Task brief:
Go through the entries and transcribe each one exactly, dropping the pictures.

"""

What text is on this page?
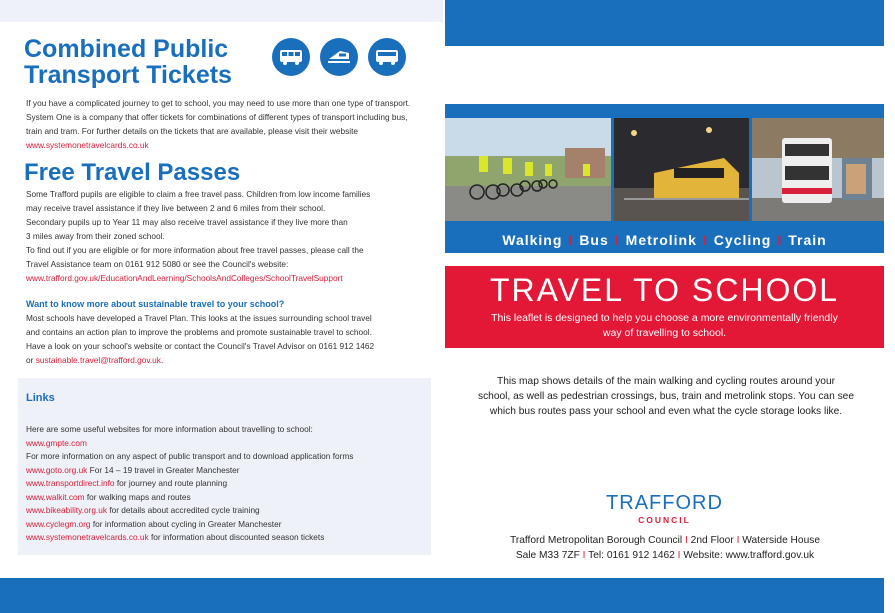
Combined Public
Transport Tickets
If you have a complicated journey to get to school, you may need to use more than one type of transport.
System One is a company that offer tickets for combinations of different types of transport including bus,
train and tram. For further details on the tickets that are available, please visit their website
www.systemonetravelcards.co.uk
Free Travel Passes
Some Trafford pupils are eligible to claim a free travel pass. Children from low income families
may receive travel assistance if they live between 2 and 6 miles from their school.
Secondary pupils up to Year 11 may also receive travel assistance if they live more than
3 miles away from their zoned school.
To find out if you are eligible or for more information about free travel passes, please call the
Travel Assistance team on 0161 912 5080 or see the Council's website:
www.trafford.gov.uk/EducationAndLearning/SchoolsAndColleges/SchoolTravelSupport
Want to know more about sustainable travel to your school?
Most schools have developed a Travel Plan. This looks at the issues surrounding school travel
and contains an action plan to improve the problems and promote sustainable travel to school.
Have a look on your school's website or contact the Council's Travel Advisor on 0161 912 1462
or sustainable.travel@trafford.gov.uk.
Links
Here are some useful websites for more information about travelling to school:
www.gmpte.com
For more information on any aspect of public transport and to download application forms
www.goto.org.uk For 14 – 19 travel in Greater Manchester
www.transportdirect.info for journey and route planning
www.walkit.com for walking maps and routes
www.bikeability.org.uk for details about accredited cycle training
www.cyclegm.org for information about cycling in Greater Manchester
www.systemonetravelcards.co.uk for information about discounted season tickets
Walking I Bus I Metrolink I Cycling I Train
TRAVEL TO SCHOOL
This leaflet is designed to help you choose a more environmentally friendly
way of travelling to school.
This map shows details of the main walking and cycling routes around your
school, as well as pedestrian crossings, bus, train and metrolink stops. You can see
which bus routes pass your school and even what the cycle storage looks like.
TRAFFORD
COUNCIL
Trafford Metropolitan Borough Council I 2nd Floor I Waterside House
Sale M33 7ZF I Tel: 0161 912 1462 I Website: www.trafford.gov.uk
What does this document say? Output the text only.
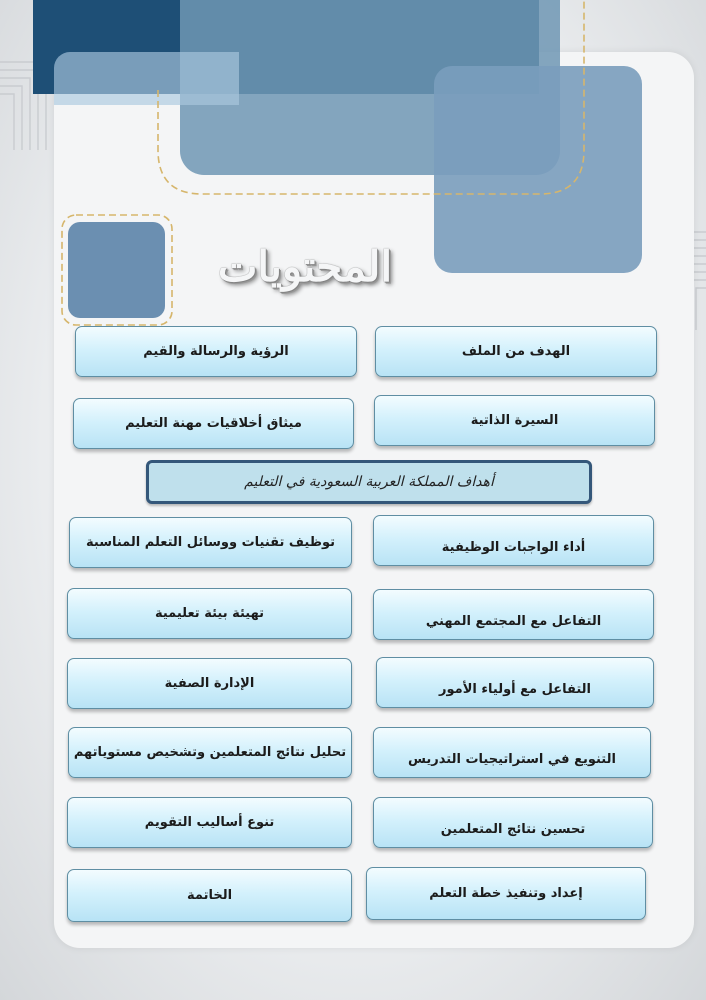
المحتويات
الهدف من الملف
السيرة الذاتية
أداء الواجبات الوظيفية
التفاعل مع المجتمع المهني
التفاعل مع أولياء الأمور
التنويع في استراتيجيات التدريس
تحسين نتائج المتعلمين
إعداد وتنفيذ خطة التعلم
الرؤية والرسالة والقيم
ميثاق أخلاقيات مهنة التعليم
توظيف تقنيات ووسائل التعلم المناسبة
تهيئة بيئة تعليمية
الإدارة الصفية
تحليل نتائج المتعلمين وتشخيص مستوياتهم
تنوع أساليب التقويم
الخاتمة
أهداف المملكة العربية السعودية في التعليم
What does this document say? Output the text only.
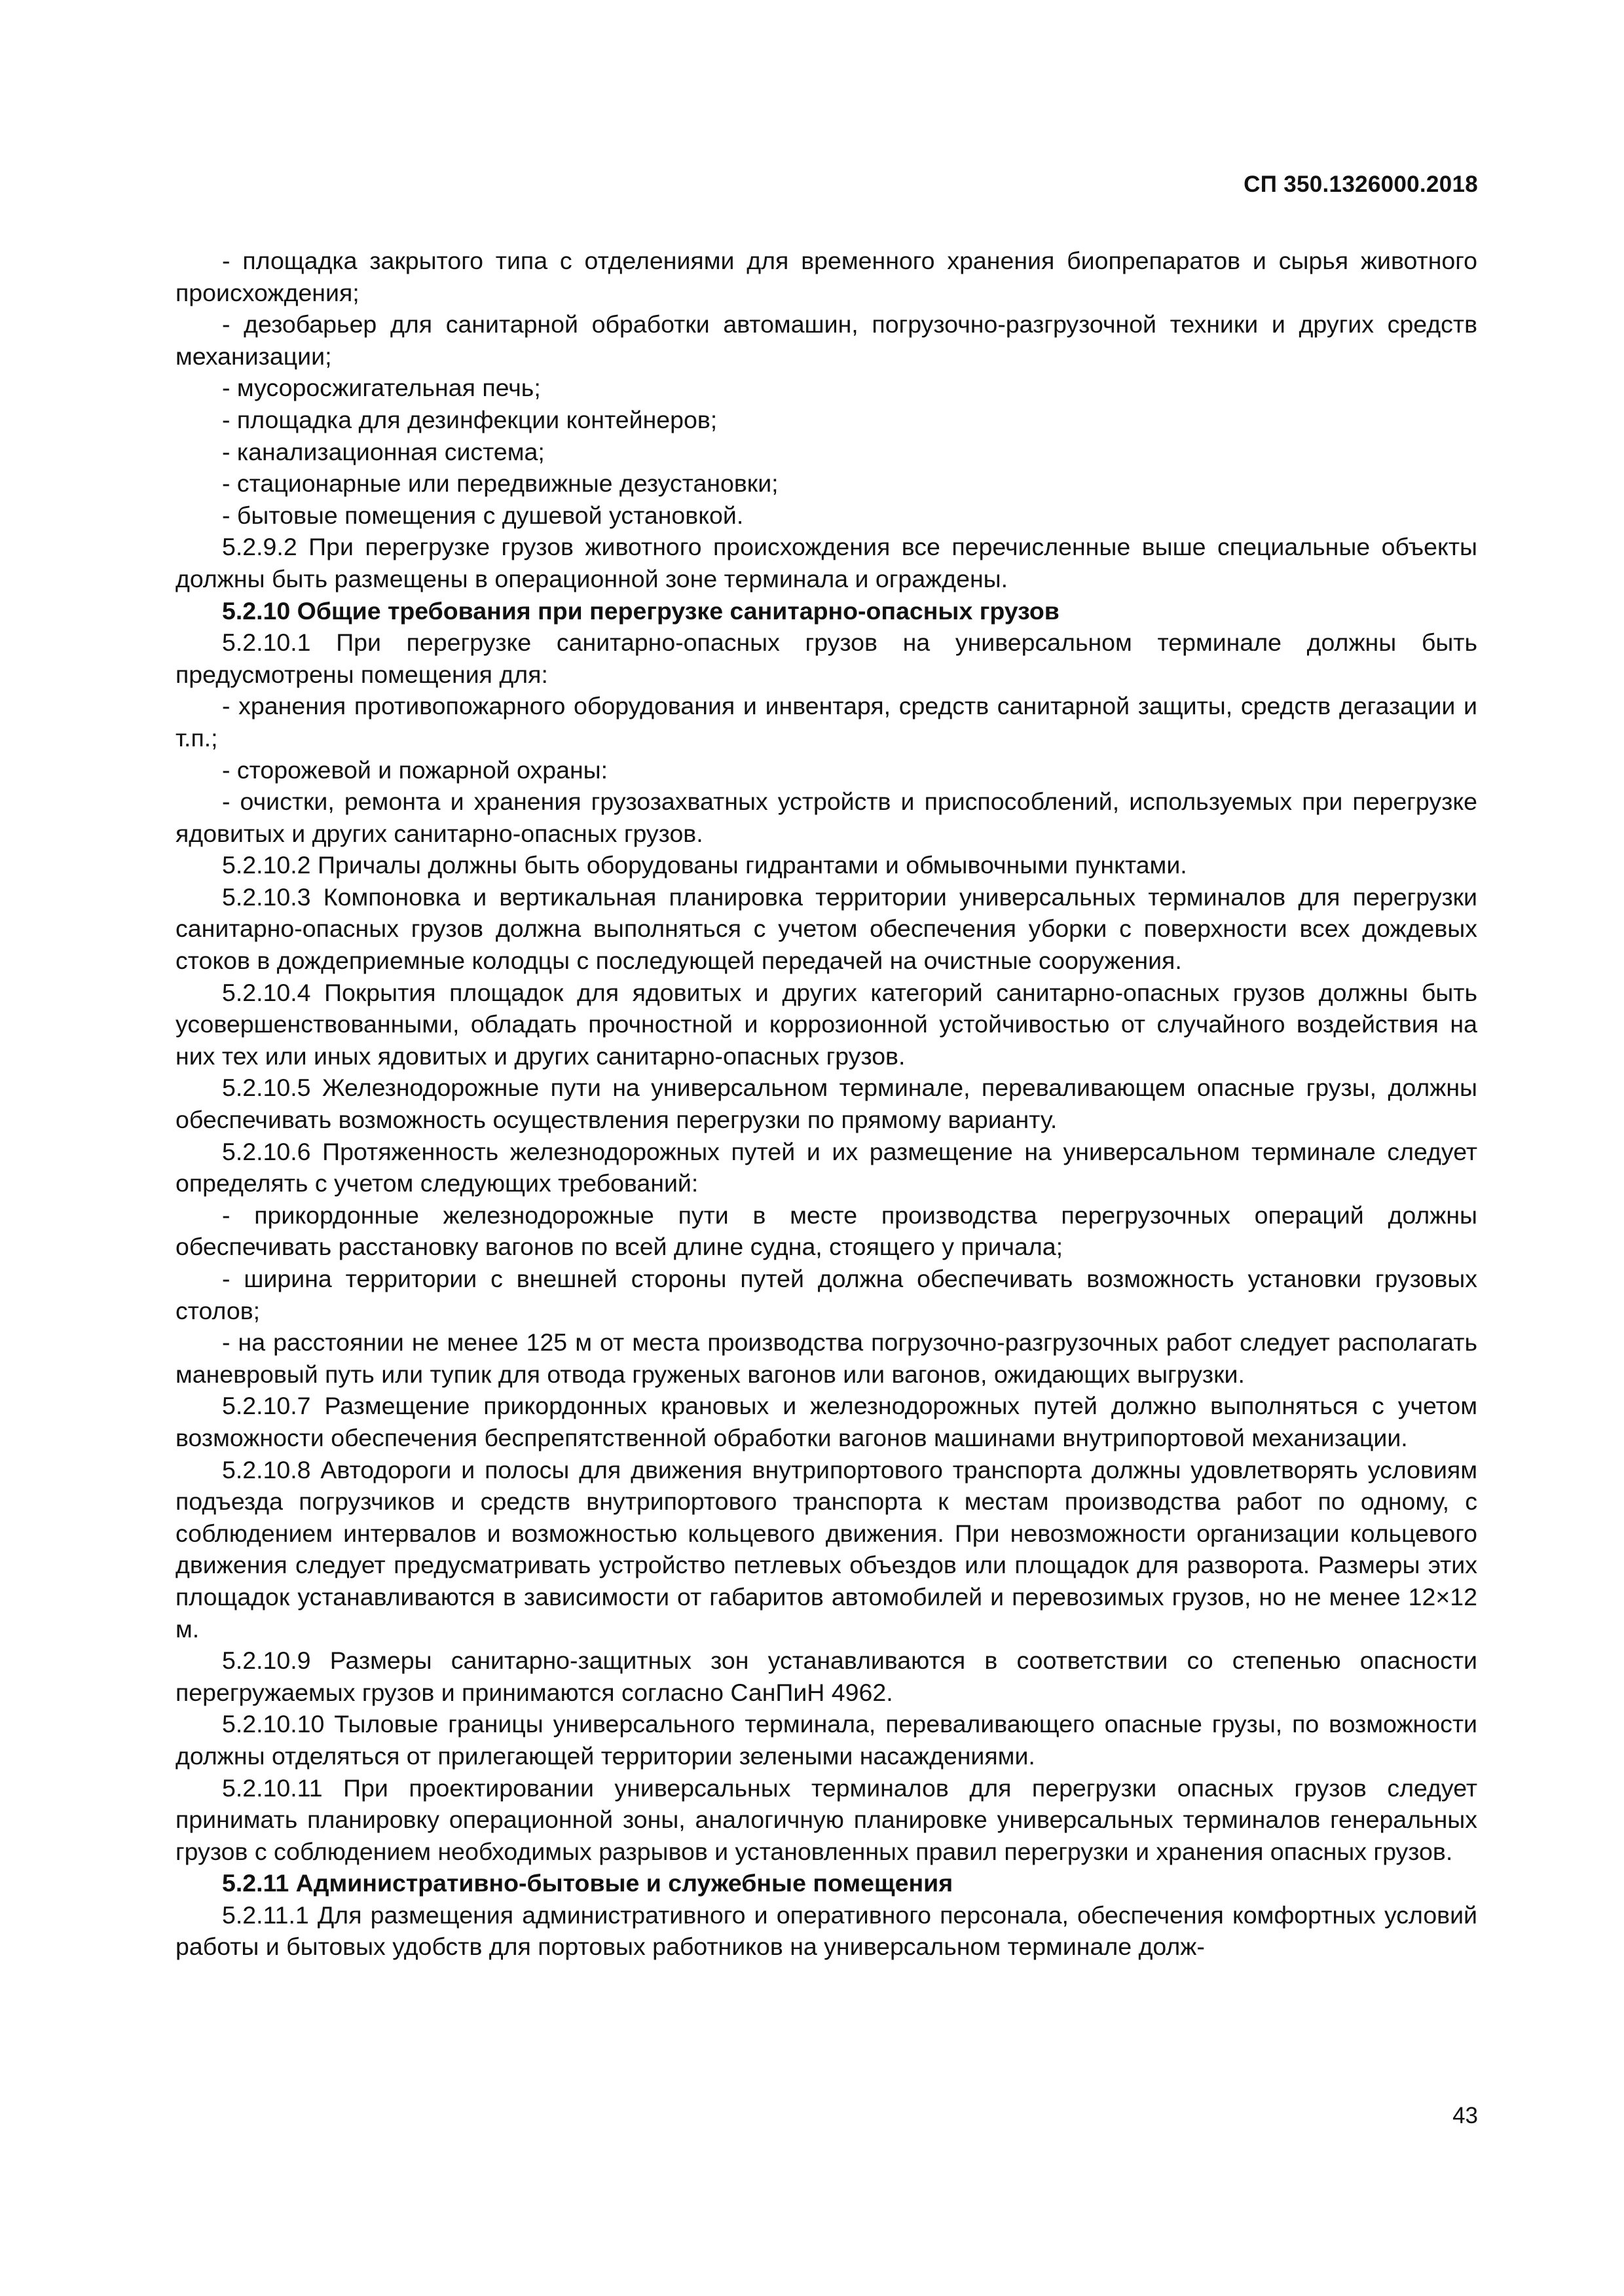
СП 350.1326000.2018

- площадка закрытого типа с отделениями для временного хранения биопрепаратов и сырья животного происхождения;

- дезобарьер для санитарной обработки автомашин, погрузочно-разгрузочной техники и других средств механизации;

- мусоросжигательная печь;

- площадка для дезинфекции контейнеров;

- канализационная система;

- стационарные или передвижные дезустановки;

- бытовые помещения с душевой установкой.

5.2.9.2 При перегрузке грузов животного происхождения все перечисленные выше специальные объекты должны быть размещены в операционной зоне терминала и ограждены.

5.2.10 Общие требования при перегрузке санитарно-опасных грузов

5.2.10.1 При перегрузке санитарно-опасных грузов на универсальном терминале должны быть предусмотрены помещения для:

- хранения противопожарного оборудования и инвентаря, средств санитарной защиты, средств дегазации и т.п.;

- сторожевой и пожарной охраны:

- очистки, ремонта и хранения грузозахватных устройств и приспособлений, используемых при перегрузке ядовитых и других санитарно-опасных грузов.

5.2.10.2 Причалы должны быть оборудованы гидрантами и обмывочными пунктами.

5.2.10.3 Компоновка и вертикальная планировка территории универсальных терминалов для перегрузки санитарно-опасных грузов должна выполняться с учетом обеспечения уборки с поверхности всех дождевых стоков в дождеприемные колодцы с последующей передачей на очистные сооружения.

5.2.10.4 Покрытия площадок для ядовитых и других категорий санитарно-опасных грузов должны быть усовершенствованными, обладать прочностной и коррозионной устойчивостью от случайного воздействия на них тех или иных ядовитых и других санитарно-опасных грузов.

5.2.10.5 Железнодорожные пути на универсальном терминале, переваливающем опасные грузы, должны обеспечивать возможность осуществления перегрузки по прямому варианту.

5.2.10.6 Протяженность железнодорожных путей и их размещение на универсальном терминале следует определять с учетом следующих требований:

- прикордонные железнодорожные пути в месте производства перегрузочных операций должны обеспечивать расстановку вагонов по всей длине судна, стоящего у причала;

- ширина территории с внешней стороны путей должна обеспечивать возможность установки грузовых столов;

- на расстоянии не менее 125 м от места производства погрузочно-разгрузочных работ следует располагать маневровый путь или тупик для отвода груженых вагонов или вагонов, ожидающих выгрузки.

5.2.10.7 Размещение прикордонных крановых и железнодорожных путей должно выполняться с учетом возможности обеспечения беспрепятственной обработки вагонов машинами внутрипортовой механизации.

5.2.10.8 Автодороги и полосы для движения внутрипортового транспорта должны удовлетворять условиям подъезда погрузчиков и средств внутрипортового транспорта к местам производства работ по одному, с соблюдением интервалов и возможностью кольцевого движения. При невозможности организации кольцевого движения следует предусматривать устройство петлевых объездов или площадок для разворота. Размеры этих площадок устанавливаются в зависимости от габаритов автомобилей и перевозимых грузов, но не менее 12×12 м.

5.2.10.9 Размеры санитарно-защитных зон устанавливаются в соответствии со степенью опасности перегружаемых грузов и принимаются согласно СанПиН 4962.

5.2.10.10 Тыловые границы универсального терминала, переваливающего опасные грузы, по возможности должны отделяться от прилегающей территории зелеными насаждениями.

5.2.10.11 При проектировании универсальных терминалов для перегрузки опасных грузов следует принимать планировку операционной зоны, аналогичную планировке универсальных терминалов генеральных грузов с соблюдением необходимых разрывов и установленных правил перегрузки и хранения опасных грузов.

5.2.11 Административно-бытовые и служебные помещения

5.2.11.1 Для размещения административного и оперативного персонала, обеспечения комфортных условий работы и бытовых удобств для портовых работников на универсальном терминале долж-

43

"""

Task response:
What text is on this page?
Combined Public
Transport Tickets
If you have a complicated journey to get to school, you may need to use more than one type of transport.
System One is a company that offer tickets for combinations of different types of transport including bus,
train and tram. For further details on the tickets that are available, please visit their website
www.systemonetravelcards.co.uk
Free Travel Passes
Some Trafford pupils are eligible to claim a free travel pass. Children from low income families
may receive travel assistance if they live between 2 and 6 miles from their school.
Secondary pupils up to Year 11 may also receive travel assistance if they live more than
3 miles away from their zoned school.
To find out if you are eligible or for more information about free travel passes, please call the
Travel Assistance team on 0161 912 5080 or see the Council's website:
www.trafford.gov.uk/EducationAndLearning/SchoolsAndColleges/SchoolTravelSupport
Want to know more about sustainable travel to your school?
Most schools have developed a Travel Plan. This looks at the issues surrounding school travel
and contains an action plan to improve the problems and promote sustainable travel to school.
Have a look on your school's website or contact the Council's Travel Advisor on 0161 912 1462
or sustainable.travel@trafford.gov.uk.
Links
Here are some useful websites for more information about travelling to school:
www.gmpte.com
For more information on any aspect of public transport and to download application forms
www.goto.org.uk For 14 – 19 travel in Greater Manchester
www.transportdirect.info for journey and route planning
www.walkit.com for walking maps and routes
www.bikeability.org.uk for details about accredited cycle training
www.cyclegm.org for information about cycling in Greater Manchester
www.systemonetravelcards.co.uk for information about discounted season tickets
Walking I Bus I Metrolink I Cycling I Train
TRAVEL TO SCHOOL
This leaflet is designed to help you choose a more environmentally friendly
way of travelling to school.
This map shows details of the main walking and cycling routes around your
school, as well as pedestrian crossings, bus, train and metrolink stops. You can see
which bus routes pass your school and even what the cycle storage looks like.
TRAFFORD
COUNCIL
Trafford Metropolitan Borough Council I 2nd Floor I Waterside House
Sale M33 7ZF I Tel: 0161 912 1462 I Website: www.trafford.gov.uk
What does this document say? Output the text only.
المحتويات
الهدف من الملف
السيرة الذاتية
أداء الواجبات الوظيفية
التفاعل مع المجتمع المهني
التفاعل مع أولياء الأمور
التنويع في استراتيجيات التدريس
تحسين نتائج المتعلمين
إعداد وتنفيذ خطة التعلم
الرؤية والرسالة والقيم
ميثاق أخلاقيات مهنة التعليم
توظيف تقنيات ووسائل التعلم المناسبة
تهيئة بيئة تعليمية
الإدارة الصفية
تحليل نتائج المتعلمين وتشخيص مستوياتهم
تنوع أساليب التقويم
الخاتمة
أهداف المملكة العربية السعودية في التعليم
What does this document say? Output the text only.
СП 350.1326000.2018

- площадка закрытого типа с отделениями для временного хранения биопрепаратов и сырья животного происхождения;

- дезобарьер для санитарной обработки автомашин, погрузочно-разгрузочной техники и других средств механизации;

- мусоросжигательная печь;

- площадка для дезинфекции контейнеров;

- канализационная система;

- стационарные или передвижные дезустановки;

- бытовые помещения с душевой установкой.

5.2.9.2 При перегрузке грузов животного происхождения все перечисленные выше специальные объекты должны быть размещены в операционной зоне терминала и ограждены.

5.2.10 Общие требования при перегрузке санитарно-опасных грузов

5.2.10.1 При перегрузке санитарно-опасных грузов на универсальном терминале должны быть предусмотрены помещения для:

- хранения противопожарного оборудования и инвентаря, средств санитарной защиты, средств дегазации и т.п.;

- сторожевой и пожарной охраны:

- очистки, ремонта и хранения грузозахватных устройств и приспособлений, используемых при перегрузке ядовитых и других санитарно-опасных грузов.

5.2.10.2 Причалы должны быть оборудованы гидрантами и обмывочными пунктами.

5.2.10.3 Компоновка и вертикальная планировка территории универсальных терминалов для перегрузки санитарно-опасных грузов должна выполняться с учетом обеспечения уборки с поверхности всех дождевых стоков в дождеприемные колодцы с последующей передачей на очистные сооружения.

5.2.10.4 Покрытия площадок для ядовитых и других категорий санитарно-опасных грузов должны быть усовершенствованными, обладать прочностной и коррозионной устойчивостью от случайного воздействия на них тех или иных ядовитых и других санитарно-опасных грузов.

5.2.10.5 Железнодорожные пути на универсальном терминале, переваливающем опасные грузы, должны обеспечивать возможность осуществления перегрузки по прямому варианту.

5.2.10.6 Протяженность железнодорожных путей и их размещение на универсальном терминале следует определять с учетом следующих требований:

- прикордонные железнодорожные пути в месте производства перегрузочных операций должны обеспечивать расстановку вагонов по всей длине судна, стоящего у причала;

- ширина территории с внешней стороны путей должна обеспечивать возможность установки грузовых столов;

- на расстоянии не менее 125 м от места производства погрузочно-разгрузочных работ следует располагать маневровый путь или тупик для отвода груженых вагонов или вагонов, ожидающих выгрузки.

5.2.10.7 Размещение прикордонных крановых и железнодорожных путей должно выполняться с учетом возможности обеспечения беспрепятственной обработки вагонов машинами внутрипортовой механизации.

5.2.10.8 Автодороги и полосы для движения внутрипортового транспорта должны удовлетворять условиям подъезда погрузчиков и средств внутрипортового транспорта к местам производства работ по одному, с соблюдением интервалов и возможностью кольцевого движения. При невозможности организации кольцевого движения следует предусматривать устройство петлевых объездов или площадок для разворота. Размеры этих площадок устанавливаются в зависимости от габаритов автомобилей и перевозимых грузов, но не менее 12×12 м.

5.2.10.9 Размеры санитарно-защитных зон устанавливаются в соответствии со степенью опасности перегружаемых грузов и принимаются согласно СанПиН 4962.

5.2.10.10 Тыловые границы универсального терминала, переваливающего опасные грузы, по возможности должны отделяться от прилегающей территории зелеными насаждениями.

5.2.10.11 При проектировании универсальных терминалов для перегрузки опасных грузов следует принимать планировку операционной зоны, аналогичную планировке универсальных терминалов генеральных грузов с соблюдением необходимых разрывов и установленных правил перегрузки и хранения опасных грузов.

5.2.11 Административно-бытовые и служебные помещения

5.2.11.1 Для размещения административного и оперативного персонала, обеспечения комфортных условий работы и бытовых удобств для портовых работников на универсальном терминале долж-

43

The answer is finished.